● Exercise goal: In full and without alteration, repeat the material.
:: Supplied information ::
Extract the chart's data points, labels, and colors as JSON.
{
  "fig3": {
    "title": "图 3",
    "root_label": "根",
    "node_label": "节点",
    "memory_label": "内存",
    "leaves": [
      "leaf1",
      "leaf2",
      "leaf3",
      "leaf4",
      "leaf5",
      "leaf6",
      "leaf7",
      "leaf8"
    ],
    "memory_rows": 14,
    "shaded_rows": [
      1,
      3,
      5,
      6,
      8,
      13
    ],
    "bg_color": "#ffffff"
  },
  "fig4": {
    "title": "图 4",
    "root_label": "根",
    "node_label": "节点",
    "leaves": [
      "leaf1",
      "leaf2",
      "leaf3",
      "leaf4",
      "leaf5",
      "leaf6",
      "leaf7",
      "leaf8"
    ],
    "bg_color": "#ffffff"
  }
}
:::
● Output below:
Extract the chart's data points, labels, and colors as JSON.
{
  "fig3": {
    "title": "图 3",
    "root_label": "根",
    "node_label": "节点",
    "memory_label": "内存",
    "leaves": [
      "leaf1",
      "leaf2",
      "leaf3",
      "leaf4",
      "leaf5",
      "leaf6",
      "leaf7",
      "leaf8"
    ],
    "memory_rows": 14,
    "shaded_rows": [
      1,
      3,
      5,
      6,
      8,
      13
    ],
    "bg_color": "#ffffff"
  },
  "fig4": {
    "title": "图 4",
    "root_label": "根",
    "node_label": "节点",
    "leaves": [
      "leaf1",
      "leaf2",
      "leaf3",
      "leaf4",
      "leaf5",
      "leaf6",
      "leaf7",
      "leaf8"
    ],
    "bg_color": "#ffffff"
  }
}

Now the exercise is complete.